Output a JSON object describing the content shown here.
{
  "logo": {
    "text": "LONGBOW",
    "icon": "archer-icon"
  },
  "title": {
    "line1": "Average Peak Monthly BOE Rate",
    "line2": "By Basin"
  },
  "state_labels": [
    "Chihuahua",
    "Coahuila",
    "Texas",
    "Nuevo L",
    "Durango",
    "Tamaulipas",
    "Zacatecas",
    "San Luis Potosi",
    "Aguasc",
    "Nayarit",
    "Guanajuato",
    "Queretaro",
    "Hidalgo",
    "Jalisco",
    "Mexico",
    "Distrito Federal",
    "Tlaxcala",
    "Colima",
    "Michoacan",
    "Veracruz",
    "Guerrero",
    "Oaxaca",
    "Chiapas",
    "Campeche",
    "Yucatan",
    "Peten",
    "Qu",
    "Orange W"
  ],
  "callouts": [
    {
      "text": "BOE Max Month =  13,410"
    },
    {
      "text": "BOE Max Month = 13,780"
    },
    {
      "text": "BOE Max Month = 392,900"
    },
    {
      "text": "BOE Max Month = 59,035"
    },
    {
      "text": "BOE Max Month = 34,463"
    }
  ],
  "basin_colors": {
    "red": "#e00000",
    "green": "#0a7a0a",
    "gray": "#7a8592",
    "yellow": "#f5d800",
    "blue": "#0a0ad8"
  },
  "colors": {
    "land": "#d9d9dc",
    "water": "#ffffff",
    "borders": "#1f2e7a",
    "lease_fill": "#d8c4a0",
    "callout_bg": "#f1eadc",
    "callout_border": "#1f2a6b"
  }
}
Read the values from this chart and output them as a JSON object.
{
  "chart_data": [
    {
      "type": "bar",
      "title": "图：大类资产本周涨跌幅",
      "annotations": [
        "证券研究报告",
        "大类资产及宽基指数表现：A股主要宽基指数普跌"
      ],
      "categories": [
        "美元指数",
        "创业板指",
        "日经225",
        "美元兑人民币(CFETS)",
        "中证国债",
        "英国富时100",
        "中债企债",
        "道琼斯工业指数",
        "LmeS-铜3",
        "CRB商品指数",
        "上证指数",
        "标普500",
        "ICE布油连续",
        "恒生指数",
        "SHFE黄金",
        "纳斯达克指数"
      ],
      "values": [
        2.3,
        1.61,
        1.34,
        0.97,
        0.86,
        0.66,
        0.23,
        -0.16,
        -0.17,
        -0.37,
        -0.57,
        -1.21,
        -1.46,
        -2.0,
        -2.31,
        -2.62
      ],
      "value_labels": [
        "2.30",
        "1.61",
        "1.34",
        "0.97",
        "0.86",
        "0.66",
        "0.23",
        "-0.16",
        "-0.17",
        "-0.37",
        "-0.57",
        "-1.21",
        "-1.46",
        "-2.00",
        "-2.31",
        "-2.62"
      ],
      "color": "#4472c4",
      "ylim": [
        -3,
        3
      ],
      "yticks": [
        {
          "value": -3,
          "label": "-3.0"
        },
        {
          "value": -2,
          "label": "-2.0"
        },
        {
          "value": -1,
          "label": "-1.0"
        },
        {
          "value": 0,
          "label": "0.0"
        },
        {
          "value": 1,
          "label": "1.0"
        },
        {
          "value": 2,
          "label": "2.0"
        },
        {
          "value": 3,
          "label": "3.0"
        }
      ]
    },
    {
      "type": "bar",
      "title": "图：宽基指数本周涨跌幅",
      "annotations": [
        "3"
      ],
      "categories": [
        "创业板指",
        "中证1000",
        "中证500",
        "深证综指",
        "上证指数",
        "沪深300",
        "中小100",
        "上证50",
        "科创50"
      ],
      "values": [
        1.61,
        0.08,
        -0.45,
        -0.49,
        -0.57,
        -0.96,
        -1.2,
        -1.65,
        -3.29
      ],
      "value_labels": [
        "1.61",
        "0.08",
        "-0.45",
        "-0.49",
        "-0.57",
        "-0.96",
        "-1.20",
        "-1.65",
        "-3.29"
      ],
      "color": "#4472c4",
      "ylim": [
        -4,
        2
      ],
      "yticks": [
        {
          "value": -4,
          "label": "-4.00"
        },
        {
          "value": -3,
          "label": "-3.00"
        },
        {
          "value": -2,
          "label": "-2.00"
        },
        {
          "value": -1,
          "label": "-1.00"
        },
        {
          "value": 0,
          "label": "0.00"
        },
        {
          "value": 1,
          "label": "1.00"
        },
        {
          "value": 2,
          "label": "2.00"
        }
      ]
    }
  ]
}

═══

#### YOUR TASK:
Look through the data above. Find each line with the string "text" and copy it.

#### FINAL ANSWER:
    "text": "LONGBOW",
      "text": "BOE Max Month =  13,410"
      "text": "BOE Max Month = 13,780"
      "text": "BOE Max Month = 392,900"
      "text": "BOE Max Month = 59,035"
      "text": "BOE Max Month = 34,463"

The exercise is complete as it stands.